> [Instruction]
Keep the images out and copy every entry below exactly.

----------

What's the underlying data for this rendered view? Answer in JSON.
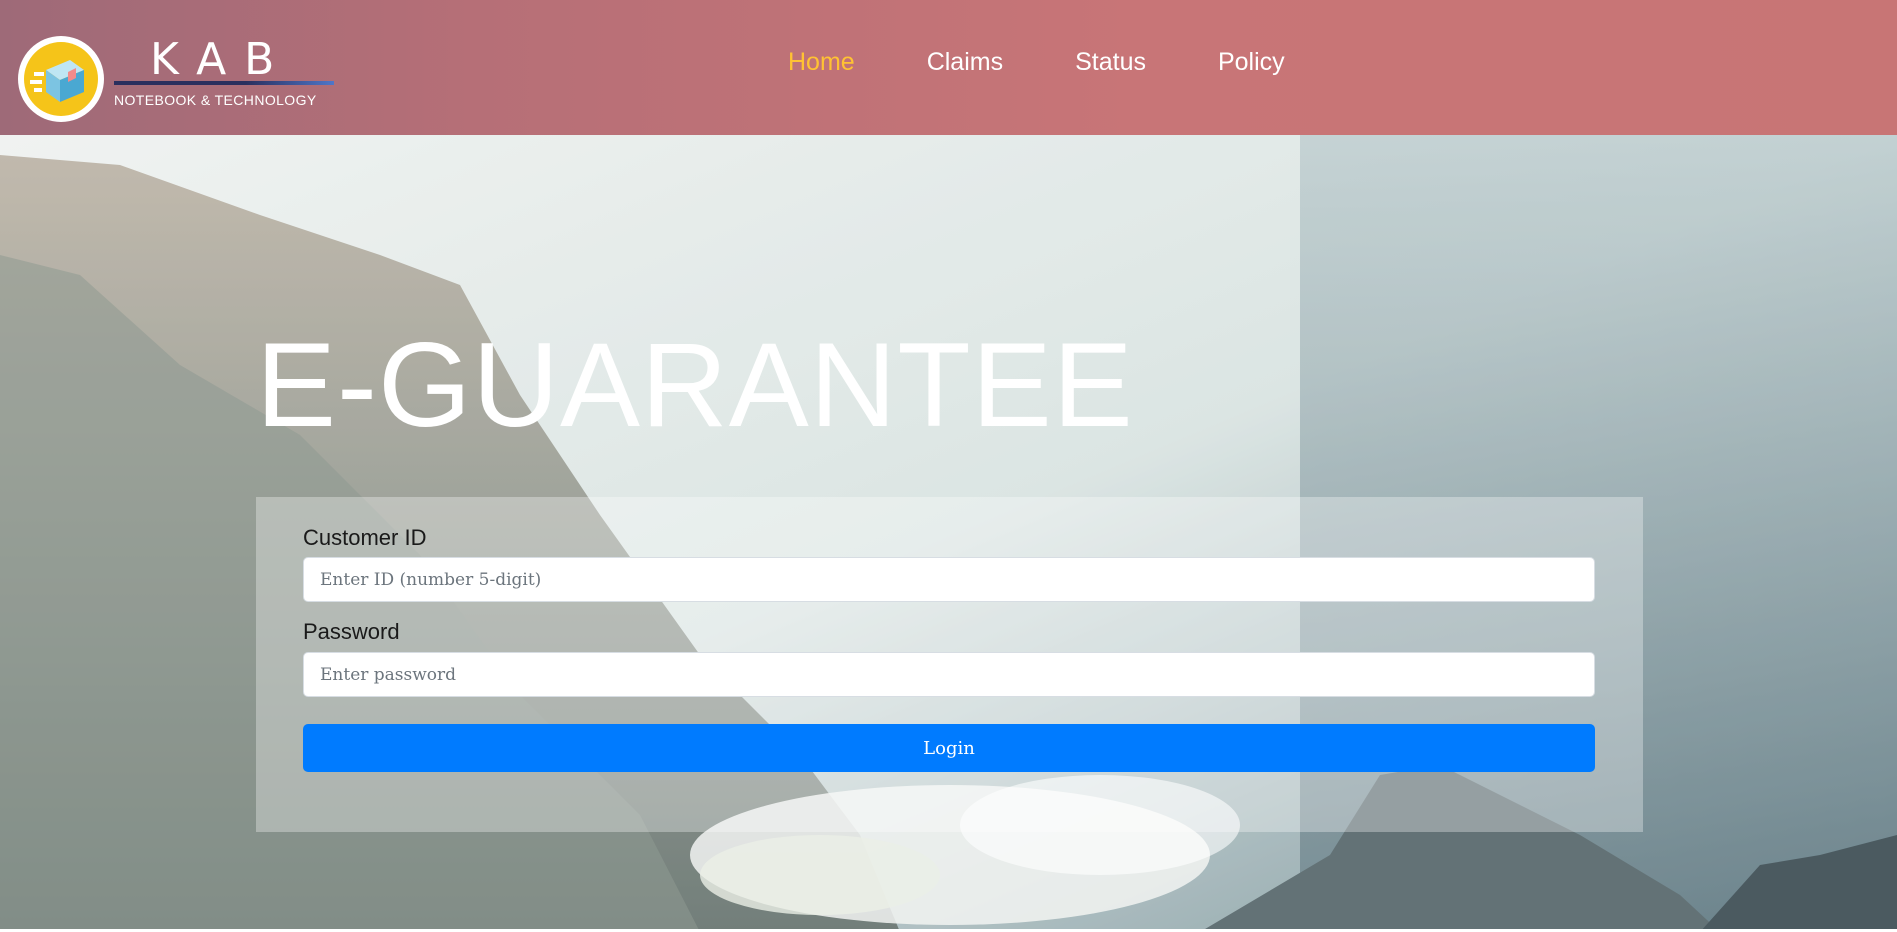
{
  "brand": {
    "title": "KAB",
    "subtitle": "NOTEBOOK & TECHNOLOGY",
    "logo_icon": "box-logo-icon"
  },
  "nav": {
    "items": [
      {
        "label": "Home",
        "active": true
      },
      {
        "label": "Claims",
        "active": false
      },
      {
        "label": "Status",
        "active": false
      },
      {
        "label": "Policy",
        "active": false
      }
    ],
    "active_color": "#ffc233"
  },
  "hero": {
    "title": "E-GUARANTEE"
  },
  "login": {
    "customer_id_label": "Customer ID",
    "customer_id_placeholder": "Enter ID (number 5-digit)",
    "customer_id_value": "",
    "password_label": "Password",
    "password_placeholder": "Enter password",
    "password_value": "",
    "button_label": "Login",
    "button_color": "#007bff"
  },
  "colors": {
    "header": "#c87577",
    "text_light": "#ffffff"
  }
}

----------

> [Response for this exercise]
What's the underlying data for this rendered view? Answer in JSON.
{
  "brand": {
    "title": "KAB",
    "subtitle": "NOTEBOOK & TECHNOLOGY",
    "logo_icon": "box-logo-icon"
  },
  "nav": {
    "items": [
      {
        "label": "Home",
        "active": true
      },
      {
        "label": "Claims",
        "active": false
      },
      {
        "label": "Status",
        "active": false
      },
      {
        "label": "Policy",
        "active": false
      }
    ],
    "active_color": "#ffc233"
  },
  "hero": {
    "title": "E-GUARANTEE"
  },
  "login": {
    "customer_id_label": "Customer ID",
    "customer_id_placeholder": "Enter ID (number 5-digit)",
    "customer_id_value": "",
    "password_label": "Password",
    "password_placeholder": "Enter password",
    "password_value": "",
    "button_label": "Login",
    "button_color": "#007bff"
  },
  "colors": {
    "header": "#c87577",
    "text_light": "#ffffff"
  }
}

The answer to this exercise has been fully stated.